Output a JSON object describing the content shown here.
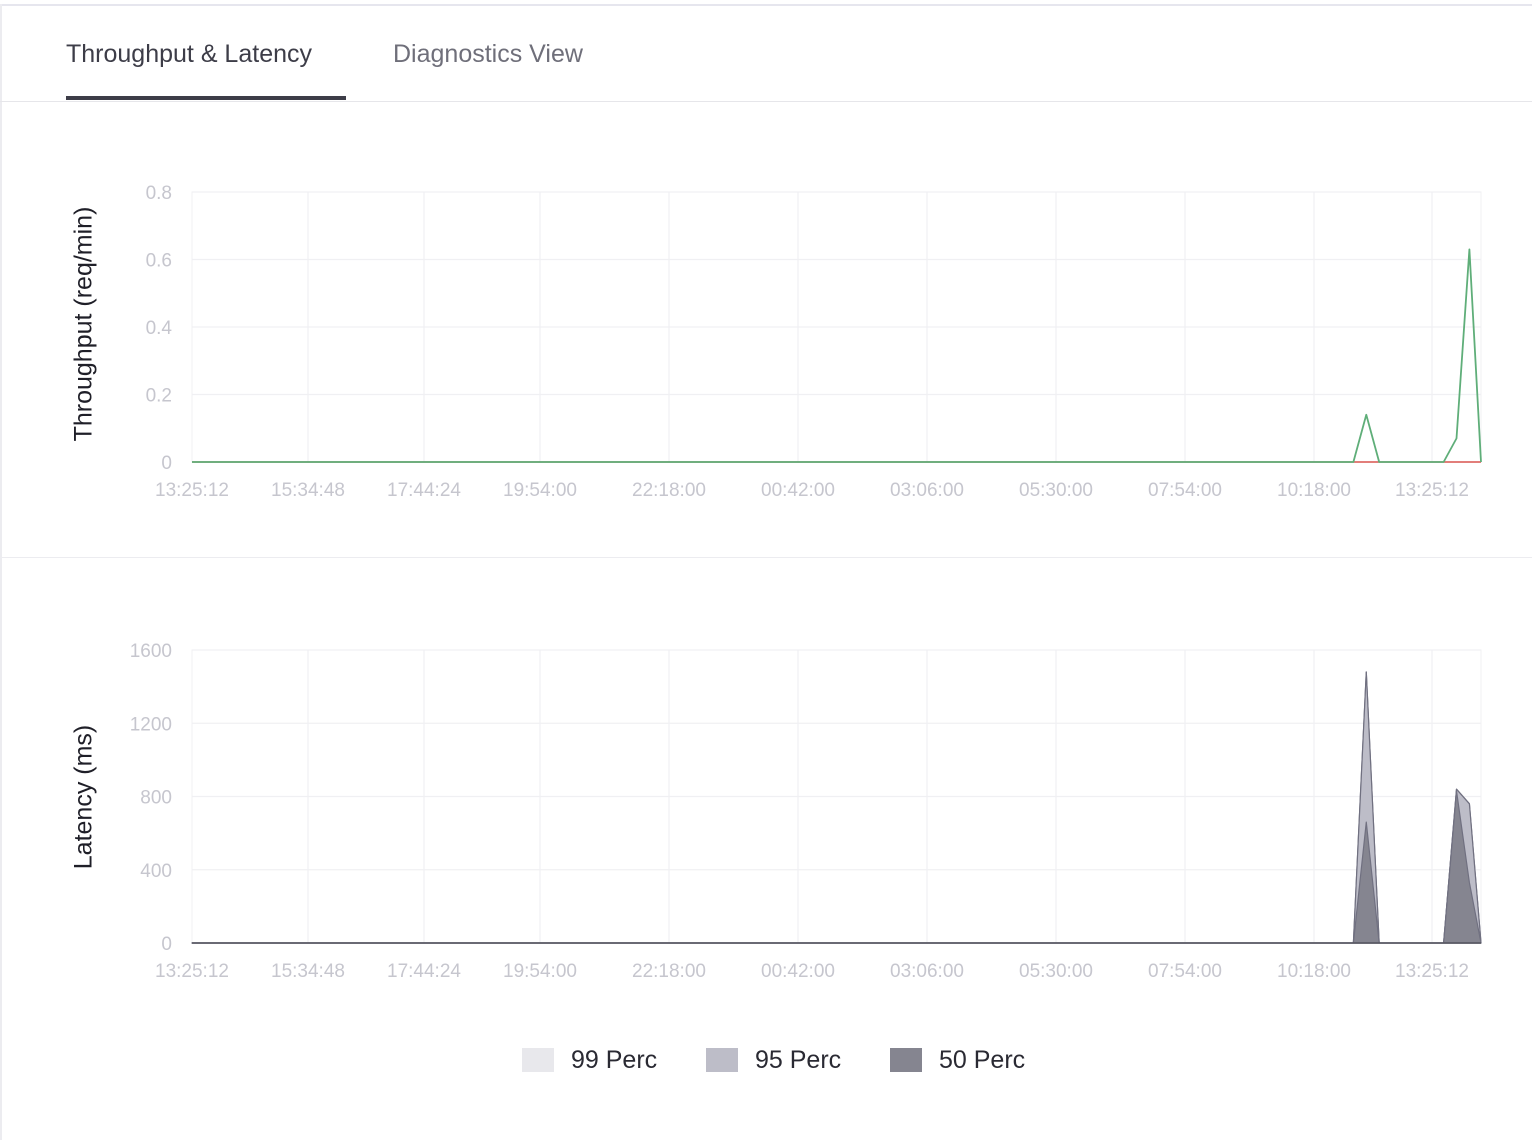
{
  "tabs": [
    {
      "label": "Throughput & Latency",
      "active": true
    },
    {
      "label": "Diagnostics View",
      "active": false
    }
  ],
  "colors": {
    "throughput_line": "#5fae79",
    "baseline_line": "#d9534f",
    "p99": "#e8e8ec",
    "p95": "#bdbdc8",
    "p50": "#858590",
    "grid": "#f0f0f3",
    "tick": "#c6c6ce"
  },
  "legend": [
    {
      "label": "99 Perc",
      "color": "#e8e8ec"
    },
    {
      "label": "95 Perc",
      "color": "#bdbdc8"
    },
    {
      "label": "50 Perc",
      "color": "#858590"
    }
  ],
  "chart_data": [
    {
      "type": "line",
      "ylabel": "Throughput (req/min)",
      "ylim": [
        0,
        0.8
      ],
      "yticks": [
        0,
        0.2,
        0.4,
        0.6,
        0.8
      ],
      "xticks": [
        "13:25:12",
        "15:34:48",
        "17:44:24",
        "19:54:00",
        "22:18:00",
        "00:42:00",
        "03:06:00",
        "05:30:00",
        "07:54:00",
        "10:18:00",
        "13:25:12"
      ],
      "grid": true,
      "series": [
        {
          "color": "#5fae79",
          "points": [
            [
              0.0,
              0
            ],
            [
              0.901,
              0
            ],
            [
              0.911,
              0.14
            ],
            [
              0.921,
              0
            ],
            [
              0.971,
              0
            ],
            [
              0.981,
              0.07
            ],
            [
              0.991,
              0.63
            ],
            [
              1.0,
              0
            ]
          ]
        }
      ]
    },
    {
      "type": "area",
      "ylabel": "Latency (ms)",
      "ylim": [
        0,
        1600
      ],
      "yticks": [
        0,
        400,
        800,
        1200,
        1600
      ],
      "xticks": [
        "13:25:12",
        "15:34:48",
        "17:44:24",
        "19:54:00",
        "22:18:00",
        "00:42:00",
        "03:06:00",
        "05:30:00",
        "07:54:00",
        "10:18:00",
        "13:25:12"
      ],
      "grid": true,
      "series": [
        {
          "name": "99 Perc",
          "color": "#e8e8ec",
          "points": [
            [
              0.0,
              0
            ],
            [
              0.901,
              0
            ],
            [
              0.911,
              1480
            ],
            [
              0.921,
              0
            ],
            [
              0.971,
              0
            ],
            [
              0.981,
              840
            ],
            [
              0.991,
              760
            ],
            [
              1.0,
              0
            ]
          ]
        },
        {
          "name": "95 Perc",
          "color": "#bdbdc8",
          "points": [
            [
              0.0,
              0
            ],
            [
              0.901,
              0
            ],
            [
              0.911,
              1480
            ],
            [
              0.921,
              0
            ],
            [
              0.971,
              0
            ],
            [
              0.981,
              840
            ],
            [
              0.991,
              760
            ],
            [
              1.0,
              0
            ]
          ]
        },
        {
          "name": "50 Perc",
          "color": "#858590",
          "points": [
            [
              0.0,
              0
            ],
            [
              0.901,
              0
            ],
            [
              0.911,
              660
            ],
            [
              0.921,
              0
            ],
            [
              0.971,
              0
            ],
            [
              0.981,
              830
            ],
            [
              0.991,
              330
            ],
            [
              1.0,
              0
            ]
          ]
        }
      ]
    }
  ]
}
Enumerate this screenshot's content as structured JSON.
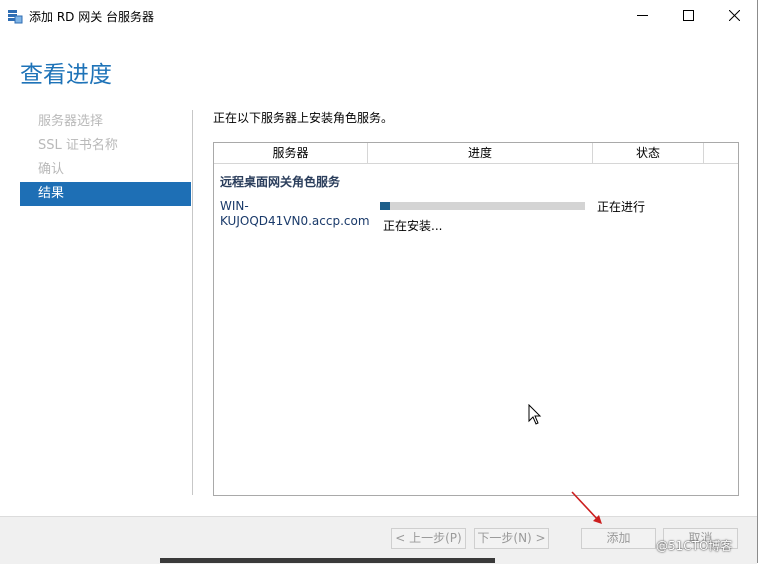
{
  "window": {
    "title": "添加 RD 网关 台服务器"
  },
  "page_title": "查看进度",
  "nav": {
    "items": [
      {
        "label": "服务器选择",
        "active": false
      },
      {
        "label": "SSL 证书名称",
        "active": false
      },
      {
        "label": "确认",
        "active": false
      },
      {
        "label": "结果",
        "active": true
      }
    ]
  },
  "intro": "正在以下服务器上安装角色服务。",
  "table": {
    "headers": [
      "服务器",
      "进度",
      "状态"
    ],
    "group": "远程桌面网关角色服务",
    "rows": [
      {
        "server": "WIN-KUJOQD41VN0.accp.com",
        "progress_fraction": 0.05,
        "progress_label": "正在安装...",
        "status": "正在进行"
      }
    ]
  },
  "footer": {
    "prev": "< 上一步(P)",
    "next": "下一步(N) >",
    "add": "添加",
    "cancel": "取消"
  },
  "watermark": "@51CTO博客",
  "colors": {
    "accent": "#1e73b8",
    "nav_active": "#1e6fb5",
    "progress": "#1e5f8a"
  }
}
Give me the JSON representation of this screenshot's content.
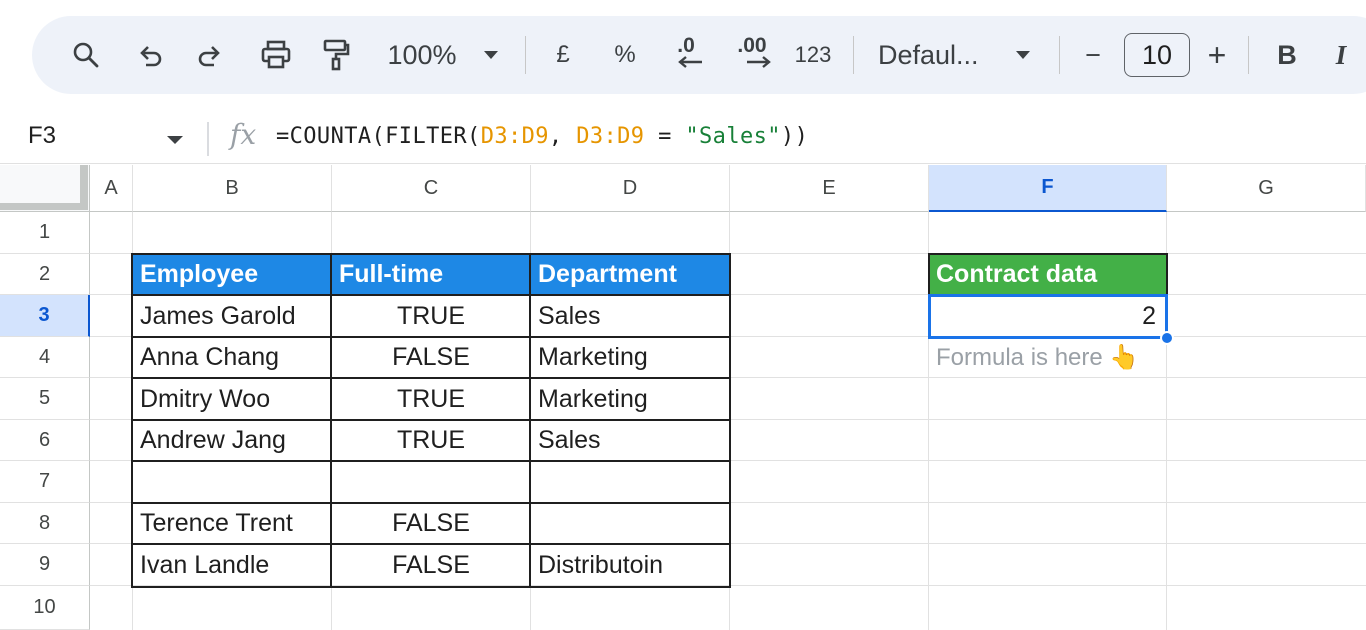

• • •

__TASK TO CARRY OUT__: Repeat the lines above exactly, and keep every picture out.

__OUTPUT FOR THIS TASK__:
Output a JSON object describing the content shown here.
{
  "tabs": [
    {
      "label": "Throughput & Latency",
      "active": true
    },
    {
      "label": "Diagnostics View",
      "active": false
    }
  ],
  "colors": {
    "throughput_line": "#5fae79",
    "baseline_line": "#d9534f",
    "p99": "#e8e8ec",
    "p95": "#bdbdc8",
    "p50": "#858590",
    "grid": "#f0f0f3",
    "tick": "#c6c6ce"
  },
  "legend": [
    {
      "label": "99 Perc",
      "color": "#e8e8ec"
    },
    {
      "label": "95 Perc",
      "color": "#bdbdc8"
    },
    {
      "label": "50 Perc",
      "color": "#858590"
    }
  ],
  "chart_data": [
    {
      "type": "line",
      "ylabel": "Throughput (req/min)",
      "ylim": [
        0,
        0.8
      ],
      "yticks": [
        0,
        0.2,
        0.4,
        0.6,
        0.8
      ],
      "xticks": [
        "13:25:12",
        "15:34:48",
        "17:44:24",
        "19:54:00",
        "22:18:00",
        "00:42:00",
        "03:06:00",
        "05:30:00",
        "07:54:00",
        "10:18:00",
        "13:25:12"
      ],
      "grid": true,
      "series": [
        {
          "color": "#5fae79",
          "points": [
            [
              0.0,
              0
            ],
            [
              0.901,
              0
            ],
            [
              0.911,
              0.14
            ],
            [
              0.921,
              0
            ],
            [
              0.971,
              0
            ],
            [
              0.981,
              0.07
            ],
            [
              0.991,
              0.63
            ],
            [
              1.0,
              0
            ]
          ]
        }
      ]
    },
    {
      "type": "area",
      "ylabel": "Latency (ms)",
      "ylim": [
        0,
        1600
      ],
      "yticks": [
        0,
        400,
        800,
        1200,
        1600
      ],
      "xticks": [
        "13:25:12",
        "15:34:48",
        "17:44:24",
        "19:54:00",
        "22:18:00",
        "00:42:00",
        "03:06:00",
        "05:30:00",
        "07:54:00",
        "10:18:00",
        "13:25:12"
      ],
      "grid": true,
      "series": [
        {
          "name": "99 Perc",
          "color": "#e8e8ec",
          "points": [
            [
              0.0,
              0
            ],
            [
              0.901,
              0
            ],
            [
              0.911,
              1480
            ],
            [
              0.921,
              0
            ],
            [
              0.971,
              0
            ],
            [
              0.981,
              840
            ],
            [
              0.991,
              760
            ],
            [
              1.0,
              0
            ]
          ]
        },
        {
          "name": "95 Perc",
          "color": "#bdbdc8",
          "points": [
            [
              0.0,
              0
            ],
            [
              0.901,
              0
            ],
            [
              0.911,
              1480
            ],
            [
              0.921,
              0
            ],
            [
              0.971,
              0
            ],
            [
              0.981,
              840
            ],
            [
              0.991,
              760
            ],
            [
              1.0,
              0
            ]
          ]
        },
        {
          "name": "50 Perc",
          "color": "#858590",
          "points": [
            [
              0.0,
              0
            ],
            [
              0.901,
              0
            ],
            [
              0.911,
              660
            ],
            [
              0.921,
              0
            ],
            [
              0.971,
              0
            ],
            [
              0.981,
              830
            ],
            [
              0.991,
              330
            ],
            [
              1.0,
              0
            ]
          ]
        }
      ]
    }
  ]
}
Enumerate this screenshot's content as structured JSON.
{
  "window": {
    "title": "添加 RD 网关 台服务器"
  },
  "page_title": "查看进度",
  "nav": {
    "items": [
      {
        "label": "服务器选择",
        "active": false
      },
      {
        "label": "SSL 证书名称",
        "active": false
      },
      {
        "label": "确认",
        "active": false
      },
      {
        "label": "结果",
        "active": true
      }
    ]
  },
  "intro": "正在以下服务器上安装角色服务。",
  "table": {
    "headers": [
      "服务器",
      "进度",
      "状态"
    ],
    "group": "远程桌面网关角色服务",
    "rows": [
      {
        "server": "WIN-KUJOQD41VN0.accp.com",
        "progress_fraction": 0.05,
        "progress_label": "正在安装...",
        "status": "正在进行"
      }
    ]
  },
  "footer": {
    "prev": "< 上一步(P)",
    "next": "下一步(N) >",
    "add": "添加",
    "cancel": "取消"
  },
  "watermark": "@51CTO博客",
  "colors": {
    "accent": "#1e73b8",
    "nav_active": "#1e6fb5",
    "progress": "#1e5f8a"
  }
}
Give me the JSON representation of this screenshot's content.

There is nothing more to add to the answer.